WHAT YOU ARE ASKED TO DO: Repeat, without any change, the entries presented below.

Extracted records
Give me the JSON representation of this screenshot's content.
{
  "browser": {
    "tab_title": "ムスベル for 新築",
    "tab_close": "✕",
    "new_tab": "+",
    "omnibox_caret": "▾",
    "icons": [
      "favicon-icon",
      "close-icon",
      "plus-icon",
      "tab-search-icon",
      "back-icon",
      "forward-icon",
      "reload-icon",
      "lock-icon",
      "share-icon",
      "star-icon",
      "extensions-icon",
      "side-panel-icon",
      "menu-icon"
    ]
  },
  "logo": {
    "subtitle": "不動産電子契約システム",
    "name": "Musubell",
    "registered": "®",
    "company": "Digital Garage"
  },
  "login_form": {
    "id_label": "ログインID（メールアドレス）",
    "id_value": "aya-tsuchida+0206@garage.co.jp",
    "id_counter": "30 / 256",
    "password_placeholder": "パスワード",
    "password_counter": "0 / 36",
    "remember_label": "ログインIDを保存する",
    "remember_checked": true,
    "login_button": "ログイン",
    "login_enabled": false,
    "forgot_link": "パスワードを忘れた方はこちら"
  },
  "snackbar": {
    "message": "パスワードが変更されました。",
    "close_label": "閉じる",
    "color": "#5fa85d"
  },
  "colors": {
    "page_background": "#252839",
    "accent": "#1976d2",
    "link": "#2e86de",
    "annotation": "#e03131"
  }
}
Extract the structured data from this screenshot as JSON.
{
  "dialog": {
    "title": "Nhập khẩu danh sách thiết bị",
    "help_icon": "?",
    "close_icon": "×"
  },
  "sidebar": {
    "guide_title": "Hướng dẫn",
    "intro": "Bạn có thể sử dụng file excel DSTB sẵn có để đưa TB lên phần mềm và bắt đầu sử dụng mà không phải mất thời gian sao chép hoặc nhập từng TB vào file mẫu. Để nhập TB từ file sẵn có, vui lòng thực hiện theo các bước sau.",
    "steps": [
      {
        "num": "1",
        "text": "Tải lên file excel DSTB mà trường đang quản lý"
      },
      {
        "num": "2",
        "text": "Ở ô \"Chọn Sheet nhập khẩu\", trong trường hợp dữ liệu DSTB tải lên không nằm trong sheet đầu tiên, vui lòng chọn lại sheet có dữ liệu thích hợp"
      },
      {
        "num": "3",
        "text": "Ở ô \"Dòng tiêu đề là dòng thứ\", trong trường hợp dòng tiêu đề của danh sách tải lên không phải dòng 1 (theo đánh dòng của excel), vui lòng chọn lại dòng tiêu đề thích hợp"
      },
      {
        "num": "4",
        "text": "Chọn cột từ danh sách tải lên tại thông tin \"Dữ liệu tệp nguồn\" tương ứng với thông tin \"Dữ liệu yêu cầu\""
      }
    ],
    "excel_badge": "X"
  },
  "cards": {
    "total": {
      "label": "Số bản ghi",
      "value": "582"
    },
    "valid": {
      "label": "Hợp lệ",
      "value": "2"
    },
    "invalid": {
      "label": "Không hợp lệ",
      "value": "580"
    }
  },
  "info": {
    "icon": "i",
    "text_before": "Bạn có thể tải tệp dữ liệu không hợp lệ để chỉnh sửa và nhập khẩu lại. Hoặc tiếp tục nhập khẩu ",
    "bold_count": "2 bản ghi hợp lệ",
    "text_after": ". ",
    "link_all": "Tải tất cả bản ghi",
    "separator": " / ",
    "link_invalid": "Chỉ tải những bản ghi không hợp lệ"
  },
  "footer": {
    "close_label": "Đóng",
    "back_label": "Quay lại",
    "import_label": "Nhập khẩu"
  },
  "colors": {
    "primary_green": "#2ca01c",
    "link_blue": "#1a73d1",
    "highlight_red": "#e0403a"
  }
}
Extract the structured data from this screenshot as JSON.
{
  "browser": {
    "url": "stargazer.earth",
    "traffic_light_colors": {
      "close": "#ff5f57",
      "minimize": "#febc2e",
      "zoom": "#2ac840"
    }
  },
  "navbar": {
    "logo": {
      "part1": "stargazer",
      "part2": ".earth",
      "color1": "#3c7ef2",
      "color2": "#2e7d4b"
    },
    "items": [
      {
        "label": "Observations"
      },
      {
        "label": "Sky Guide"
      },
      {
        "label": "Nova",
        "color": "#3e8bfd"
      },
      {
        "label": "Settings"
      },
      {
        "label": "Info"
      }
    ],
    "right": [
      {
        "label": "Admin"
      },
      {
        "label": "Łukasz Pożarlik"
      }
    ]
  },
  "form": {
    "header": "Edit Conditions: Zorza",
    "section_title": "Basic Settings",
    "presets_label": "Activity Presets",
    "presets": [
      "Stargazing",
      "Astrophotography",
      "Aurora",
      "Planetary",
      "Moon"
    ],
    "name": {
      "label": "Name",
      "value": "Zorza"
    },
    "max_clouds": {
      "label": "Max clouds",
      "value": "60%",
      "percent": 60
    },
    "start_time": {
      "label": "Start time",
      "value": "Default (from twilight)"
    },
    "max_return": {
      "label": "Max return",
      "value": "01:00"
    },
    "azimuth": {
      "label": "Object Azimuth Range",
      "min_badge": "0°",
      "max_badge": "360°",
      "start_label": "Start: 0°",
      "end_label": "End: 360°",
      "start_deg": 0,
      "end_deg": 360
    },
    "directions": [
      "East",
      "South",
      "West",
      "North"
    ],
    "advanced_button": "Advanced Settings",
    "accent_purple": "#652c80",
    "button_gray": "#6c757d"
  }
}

SOLUTION TO THIS TASK:
Give me the JSON representation of this screenshot's content.
{
  "browser": {
    "tab_title": "ムスベル for 新築",
    "tab_close": "✕",
    "new_tab": "+",
    "omnibox_caret": "▾",
    "icons": [
      "favicon-icon",
      "close-icon",
      "plus-icon",
      "tab-search-icon",
      "back-icon",
      "forward-icon",
      "reload-icon",
      "lock-icon",
      "share-icon",
      "star-icon",
      "extensions-icon",
      "side-panel-icon",
      "menu-icon"
    ]
  },
  "logo": {
    "subtitle": "不動産電子契約システム",
    "name": "Musubell",
    "registered": "®",
    "company": "Digital Garage"
  },
  "login_form": {
    "id_label": "ログインID（メールアドレス）",
    "id_value": "aya-tsuchida+0206@garage.co.jp",
    "id_counter": "30 / 256",
    "password_placeholder": "パスワード",
    "password_counter": "0 / 36",
    "remember_label": "ログインIDを保存する",
    "remember_checked": true,
    "login_button": "ログイン",
    "login_enabled": false,
    "forgot_link": "パスワードを忘れた方はこちら"
  },
  "snackbar": {
    "message": "パスワードが変更されました。",
    "close_label": "閉じる",
    "color": "#5fa85d"
  },
  "colors": {
    "page_background": "#252839",
    "accent": "#1976d2",
    "link": "#2e86de",
    "annotation": "#e03131"
  }
}
Extract the structured data from this screenshot as JSON.
{
  "dialog": {
    "title": "Nhập khẩu danh sách thiết bị",
    "help_icon": "?",
    "close_icon": "×"
  },
  "sidebar": {
    "guide_title": "Hướng dẫn",
    "intro": "Bạn có thể sử dụng file excel DSTB sẵn có để đưa TB lên phần mềm và bắt đầu sử dụng mà không phải mất thời gian sao chép hoặc nhập từng TB vào file mẫu. Để nhập TB từ file sẵn có, vui lòng thực hiện theo các bước sau.",
    "steps": [
      {
        "num": "1",
        "text": "Tải lên file excel DSTB mà trường đang quản lý"
      },
      {
        "num": "2",
        "text": "Ở ô \"Chọn Sheet nhập khẩu\", trong trường hợp dữ liệu DSTB tải lên không nằm trong sheet đầu tiên, vui lòng chọn lại sheet có dữ liệu thích hợp"
      },
      {
        "num": "3",
        "text": "Ở ô \"Dòng tiêu đề là dòng thứ\", trong trường hợp dòng tiêu đề của danh sách tải lên không phải dòng 1 (theo đánh dòng của excel), vui lòng chọn lại dòng tiêu đề thích hợp"
      },
      {
        "num": "4",
        "text": "Chọn cột từ danh sách tải lên tại thông tin \"Dữ liệu tệp nguồn\" tương ứng với thông tin \"Dữ liệu yêu cầu\""
      }
    ],
    "excel_badge": "X"
  },
  "cards": {
    "total": {
      "label": "Số bản ghi",
      "value": "582"
    },
    "valid": {
      "label": "Hợp lệ",
      "value": "2"
    },
    "invalid": {
      "label": "Không hợp lệ",
      "value": "580"
    }
  },
  "info": {
    "icon": "i",
    "text_before": "Bạn có thể tải tệp dữ liệu không hợp lệ để chỉnh sửa và nhập khẩu lại. Hoặc tiếp tục nhập khẩu ",
    "bold_count": "2 bản ghi hợp lệ",
    "text_after": ". ",
    "link_all": "Tải tất cả bản ghi",
    "separator": " / ",
    "link_invalid": "Chỉ tải những bản ghi không hợp lệ"
  },
  "footer": {
    "close_label": "Đóng",
    "back_label": "Quay lại",
    "import_label": "Nhập khẩu"
  },
  "colors": {
    "primary_green": "#2ca01c",
    "link_blue": "#1a73d1",
    "highlight_red": "#e0403a"
  }
}
Extract the structured data from this screenshot as JSON.
{
  "browser": {
    "url": "stargazer.earth",
    "traffic_light_colors": {
      "close": "#ff5f57",
      "minimize": "#febc2e",
      "zoom": "#2ac840"
    }
  },
  "navbar": {
    "logo": {
      "part1": "stargazer",
      "part2": ".earth",
      "color1": "#3c7ef2",
      "color2": "#2e7d4b"
    },
    "items": [
      {
        "label": "Observations"
      },
      {
        "label": "Sky Guide"
      },
      {
        "label": "Nova",
        "color": "#3e8bfd"
      },
      {
        "label": "Settings"
      },
      {
        "label": "Info"
      }
    ],
    "right": [
      {
        "label": "Admin"
      },
      {
        "label": "Łukasz Pożarlik"
      }
    ]
  },
  "form": {
    "header": "Edit Conditions: Zorza",
    "section_title": "Basic Settings",
    "presets_label": "Activity Presets",
    "presets": [
      "Stargazing",
      "Astrophotography",
      "Aurora",
      "Planetary",
      "Moon"
    ],
    "name": {
      "label": "Name",
      "value": "Zorza"
    },
    "max_clouds": {
      "label": "Max clouds",
      "value": "60%",
      "percent": 60
    },
    "start_time": {
      "label": "Start time",
      "value": "Default (from twilight)"
    },
    "max_return": {
      "label": "Max return",
      "value": "01:00"
    },
    "azimuth": {
      "label": "Object Azimuth Range",
      "min_badge": "0°",
      "max_badge": "360°",
      "start_label": "Start: 0°",
      "end_label": "End: 360°",
      "start_deg": 0,
      "end_deg": 360
    },
    "directions": [
      "East",
      "South",
      "West",
      "North"
    ],
    "advanced_button": "Advanced Settings",
    "accent_purple": "#652c80",
    "button_gray": "#6c757d"
  }
}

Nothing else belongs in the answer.